**Task brief:**
Could you return every line of the records below that contains the word "homemaking"?

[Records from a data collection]
────────────────
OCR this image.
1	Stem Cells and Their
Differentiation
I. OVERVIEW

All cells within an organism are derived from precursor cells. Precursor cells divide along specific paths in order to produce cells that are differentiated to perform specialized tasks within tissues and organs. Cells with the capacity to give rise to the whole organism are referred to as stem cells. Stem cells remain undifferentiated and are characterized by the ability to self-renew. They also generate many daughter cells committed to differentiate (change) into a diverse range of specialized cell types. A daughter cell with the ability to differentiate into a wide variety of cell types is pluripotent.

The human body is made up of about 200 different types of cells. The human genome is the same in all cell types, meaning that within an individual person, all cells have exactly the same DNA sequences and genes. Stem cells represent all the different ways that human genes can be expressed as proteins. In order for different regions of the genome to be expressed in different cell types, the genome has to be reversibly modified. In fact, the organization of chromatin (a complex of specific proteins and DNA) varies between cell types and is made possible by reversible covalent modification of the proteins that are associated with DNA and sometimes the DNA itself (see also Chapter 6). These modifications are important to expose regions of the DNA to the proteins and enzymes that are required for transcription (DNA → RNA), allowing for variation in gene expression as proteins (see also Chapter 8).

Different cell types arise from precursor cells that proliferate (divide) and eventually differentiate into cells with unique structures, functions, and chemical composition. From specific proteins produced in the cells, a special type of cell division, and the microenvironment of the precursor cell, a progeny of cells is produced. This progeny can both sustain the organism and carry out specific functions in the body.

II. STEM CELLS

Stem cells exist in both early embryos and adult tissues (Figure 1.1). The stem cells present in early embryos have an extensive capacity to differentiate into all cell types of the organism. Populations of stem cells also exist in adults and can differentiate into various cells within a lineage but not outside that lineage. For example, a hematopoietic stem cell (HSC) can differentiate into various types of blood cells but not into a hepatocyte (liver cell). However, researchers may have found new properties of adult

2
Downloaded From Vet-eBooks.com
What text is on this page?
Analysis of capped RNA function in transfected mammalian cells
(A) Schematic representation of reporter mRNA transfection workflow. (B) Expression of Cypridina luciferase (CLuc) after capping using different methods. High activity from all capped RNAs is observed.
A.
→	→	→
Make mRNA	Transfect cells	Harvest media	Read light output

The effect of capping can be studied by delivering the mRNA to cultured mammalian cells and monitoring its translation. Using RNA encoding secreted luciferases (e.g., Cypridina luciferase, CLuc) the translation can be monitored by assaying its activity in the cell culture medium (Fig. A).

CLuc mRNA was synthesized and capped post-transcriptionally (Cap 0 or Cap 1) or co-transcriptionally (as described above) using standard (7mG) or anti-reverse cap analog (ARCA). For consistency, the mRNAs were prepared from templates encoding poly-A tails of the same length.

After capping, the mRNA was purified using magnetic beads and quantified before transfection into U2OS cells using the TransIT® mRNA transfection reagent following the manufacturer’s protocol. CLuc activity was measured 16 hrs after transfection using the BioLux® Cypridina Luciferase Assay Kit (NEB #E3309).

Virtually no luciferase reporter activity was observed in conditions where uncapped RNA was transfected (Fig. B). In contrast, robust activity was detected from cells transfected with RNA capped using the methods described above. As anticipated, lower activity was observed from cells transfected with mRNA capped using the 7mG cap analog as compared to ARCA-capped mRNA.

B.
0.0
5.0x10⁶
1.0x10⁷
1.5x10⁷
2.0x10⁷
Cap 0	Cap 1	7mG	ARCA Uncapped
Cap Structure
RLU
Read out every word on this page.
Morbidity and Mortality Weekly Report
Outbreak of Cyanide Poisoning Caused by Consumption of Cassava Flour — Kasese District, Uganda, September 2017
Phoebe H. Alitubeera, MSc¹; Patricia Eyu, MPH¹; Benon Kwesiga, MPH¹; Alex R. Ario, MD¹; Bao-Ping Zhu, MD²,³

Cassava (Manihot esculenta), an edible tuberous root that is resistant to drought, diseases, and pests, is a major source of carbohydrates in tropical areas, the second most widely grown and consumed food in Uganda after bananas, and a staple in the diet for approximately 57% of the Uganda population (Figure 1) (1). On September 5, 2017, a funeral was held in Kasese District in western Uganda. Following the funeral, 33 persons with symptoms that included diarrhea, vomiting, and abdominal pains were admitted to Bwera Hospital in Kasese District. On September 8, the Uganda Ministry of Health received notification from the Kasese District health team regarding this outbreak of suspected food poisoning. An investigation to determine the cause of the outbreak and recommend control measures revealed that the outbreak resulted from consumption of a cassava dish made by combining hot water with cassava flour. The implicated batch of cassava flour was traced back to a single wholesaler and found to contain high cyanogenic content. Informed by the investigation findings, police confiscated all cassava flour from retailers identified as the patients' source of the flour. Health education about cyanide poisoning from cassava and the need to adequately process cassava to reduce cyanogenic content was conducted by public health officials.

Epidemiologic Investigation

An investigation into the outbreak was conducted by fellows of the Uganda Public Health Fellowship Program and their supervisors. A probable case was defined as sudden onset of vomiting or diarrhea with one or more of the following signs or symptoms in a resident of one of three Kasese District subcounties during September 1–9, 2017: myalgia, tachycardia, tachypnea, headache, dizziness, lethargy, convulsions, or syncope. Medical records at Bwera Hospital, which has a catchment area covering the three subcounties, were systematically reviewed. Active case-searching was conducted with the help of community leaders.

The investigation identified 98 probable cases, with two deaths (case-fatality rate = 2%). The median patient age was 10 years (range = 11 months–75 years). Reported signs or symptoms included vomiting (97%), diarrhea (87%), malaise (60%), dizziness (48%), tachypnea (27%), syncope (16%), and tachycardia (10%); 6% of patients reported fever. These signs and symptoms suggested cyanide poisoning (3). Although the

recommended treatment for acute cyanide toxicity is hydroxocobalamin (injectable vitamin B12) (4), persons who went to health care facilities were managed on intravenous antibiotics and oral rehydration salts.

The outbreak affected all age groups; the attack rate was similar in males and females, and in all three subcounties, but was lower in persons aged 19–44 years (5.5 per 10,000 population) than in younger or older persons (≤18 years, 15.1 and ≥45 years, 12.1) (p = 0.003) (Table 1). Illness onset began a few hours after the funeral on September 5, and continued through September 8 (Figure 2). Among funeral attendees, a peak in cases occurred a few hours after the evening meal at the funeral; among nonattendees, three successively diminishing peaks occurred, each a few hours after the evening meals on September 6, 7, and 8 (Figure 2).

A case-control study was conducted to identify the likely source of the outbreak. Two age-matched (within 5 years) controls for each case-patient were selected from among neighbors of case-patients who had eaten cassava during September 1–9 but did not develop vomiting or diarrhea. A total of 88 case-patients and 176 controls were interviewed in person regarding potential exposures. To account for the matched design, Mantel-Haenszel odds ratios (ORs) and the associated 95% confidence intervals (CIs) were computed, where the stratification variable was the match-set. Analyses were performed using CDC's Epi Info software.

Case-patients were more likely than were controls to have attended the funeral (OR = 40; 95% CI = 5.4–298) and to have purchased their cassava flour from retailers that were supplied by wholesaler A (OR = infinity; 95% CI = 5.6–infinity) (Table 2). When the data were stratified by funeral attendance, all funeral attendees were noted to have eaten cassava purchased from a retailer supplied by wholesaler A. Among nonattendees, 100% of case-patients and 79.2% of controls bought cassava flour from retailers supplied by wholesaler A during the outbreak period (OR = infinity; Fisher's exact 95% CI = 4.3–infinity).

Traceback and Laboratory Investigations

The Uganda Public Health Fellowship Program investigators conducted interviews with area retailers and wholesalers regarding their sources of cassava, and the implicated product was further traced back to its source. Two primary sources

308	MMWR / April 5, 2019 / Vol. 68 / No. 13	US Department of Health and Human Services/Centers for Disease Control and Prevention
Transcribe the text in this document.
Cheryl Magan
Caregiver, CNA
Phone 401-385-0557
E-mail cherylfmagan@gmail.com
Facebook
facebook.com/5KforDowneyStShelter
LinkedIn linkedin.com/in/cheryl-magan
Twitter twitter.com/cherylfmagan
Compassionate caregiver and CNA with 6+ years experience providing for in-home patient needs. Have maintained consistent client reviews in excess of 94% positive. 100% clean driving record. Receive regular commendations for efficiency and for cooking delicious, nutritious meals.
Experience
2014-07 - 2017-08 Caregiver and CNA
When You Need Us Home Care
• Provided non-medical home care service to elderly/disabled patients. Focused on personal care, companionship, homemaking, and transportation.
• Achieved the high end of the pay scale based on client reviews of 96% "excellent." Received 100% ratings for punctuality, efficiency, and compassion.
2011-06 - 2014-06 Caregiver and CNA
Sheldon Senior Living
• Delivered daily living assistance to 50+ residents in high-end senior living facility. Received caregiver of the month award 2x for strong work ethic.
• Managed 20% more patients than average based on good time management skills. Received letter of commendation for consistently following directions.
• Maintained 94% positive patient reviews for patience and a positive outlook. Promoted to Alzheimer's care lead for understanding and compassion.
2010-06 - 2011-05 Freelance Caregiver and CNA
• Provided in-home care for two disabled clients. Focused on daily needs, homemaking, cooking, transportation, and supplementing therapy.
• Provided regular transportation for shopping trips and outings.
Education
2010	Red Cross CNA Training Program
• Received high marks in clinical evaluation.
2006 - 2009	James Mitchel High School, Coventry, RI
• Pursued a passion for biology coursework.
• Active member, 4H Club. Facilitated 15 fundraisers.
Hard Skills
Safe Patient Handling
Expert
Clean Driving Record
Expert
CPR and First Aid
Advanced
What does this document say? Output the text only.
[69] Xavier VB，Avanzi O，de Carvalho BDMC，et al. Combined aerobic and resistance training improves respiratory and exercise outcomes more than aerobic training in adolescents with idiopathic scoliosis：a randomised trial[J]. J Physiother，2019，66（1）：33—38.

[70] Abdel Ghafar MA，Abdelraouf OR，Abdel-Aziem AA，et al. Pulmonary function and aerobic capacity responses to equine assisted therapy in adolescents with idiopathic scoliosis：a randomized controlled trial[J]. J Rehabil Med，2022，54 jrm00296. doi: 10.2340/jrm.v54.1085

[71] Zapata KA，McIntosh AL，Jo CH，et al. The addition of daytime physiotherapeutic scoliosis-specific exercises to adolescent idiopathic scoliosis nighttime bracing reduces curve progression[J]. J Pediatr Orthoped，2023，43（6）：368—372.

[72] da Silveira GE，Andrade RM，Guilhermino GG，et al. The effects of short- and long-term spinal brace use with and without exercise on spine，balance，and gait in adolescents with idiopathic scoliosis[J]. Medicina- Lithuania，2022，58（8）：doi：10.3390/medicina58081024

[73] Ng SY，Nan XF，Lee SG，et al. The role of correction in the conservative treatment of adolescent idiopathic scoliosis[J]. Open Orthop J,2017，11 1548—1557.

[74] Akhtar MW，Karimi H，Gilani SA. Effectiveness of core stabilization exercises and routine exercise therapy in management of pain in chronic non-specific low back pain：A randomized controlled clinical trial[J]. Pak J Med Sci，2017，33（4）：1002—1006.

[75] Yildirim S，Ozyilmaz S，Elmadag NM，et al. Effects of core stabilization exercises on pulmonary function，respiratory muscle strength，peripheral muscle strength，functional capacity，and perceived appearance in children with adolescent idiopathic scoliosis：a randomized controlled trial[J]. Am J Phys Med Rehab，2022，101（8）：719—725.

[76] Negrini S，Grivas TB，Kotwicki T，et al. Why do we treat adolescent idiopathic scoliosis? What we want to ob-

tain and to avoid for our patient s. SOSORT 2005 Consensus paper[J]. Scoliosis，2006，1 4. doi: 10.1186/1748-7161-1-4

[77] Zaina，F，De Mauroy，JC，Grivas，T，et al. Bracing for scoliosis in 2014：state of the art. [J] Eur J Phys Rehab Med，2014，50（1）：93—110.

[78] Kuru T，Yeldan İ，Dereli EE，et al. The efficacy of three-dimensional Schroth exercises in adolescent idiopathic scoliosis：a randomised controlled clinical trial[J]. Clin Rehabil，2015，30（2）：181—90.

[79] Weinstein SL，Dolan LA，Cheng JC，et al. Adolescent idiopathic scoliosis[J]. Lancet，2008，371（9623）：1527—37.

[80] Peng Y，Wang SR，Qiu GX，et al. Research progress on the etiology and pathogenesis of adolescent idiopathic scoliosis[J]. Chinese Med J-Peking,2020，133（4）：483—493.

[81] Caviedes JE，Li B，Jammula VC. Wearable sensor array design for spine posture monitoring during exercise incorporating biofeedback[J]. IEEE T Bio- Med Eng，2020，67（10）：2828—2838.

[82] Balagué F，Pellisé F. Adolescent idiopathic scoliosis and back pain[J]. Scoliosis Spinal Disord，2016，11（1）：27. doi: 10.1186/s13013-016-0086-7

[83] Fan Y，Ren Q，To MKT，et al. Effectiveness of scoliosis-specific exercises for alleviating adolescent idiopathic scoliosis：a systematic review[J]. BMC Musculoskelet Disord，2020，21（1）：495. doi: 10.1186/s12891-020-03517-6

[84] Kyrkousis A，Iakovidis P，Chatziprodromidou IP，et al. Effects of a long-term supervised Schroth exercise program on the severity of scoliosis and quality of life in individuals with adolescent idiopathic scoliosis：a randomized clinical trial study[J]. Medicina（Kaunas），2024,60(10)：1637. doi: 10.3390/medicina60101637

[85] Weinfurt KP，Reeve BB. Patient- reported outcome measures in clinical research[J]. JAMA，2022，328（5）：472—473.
────────────────
**Response:**
• Provided non-medical home care service to elderly/disabled patients. Focused on personal care, companionship, homemaking, and transportation.
• Provided in-home care for two disabled clients. Focused on daily needs, homemaking, cooking, transportation, and supplementing therapy.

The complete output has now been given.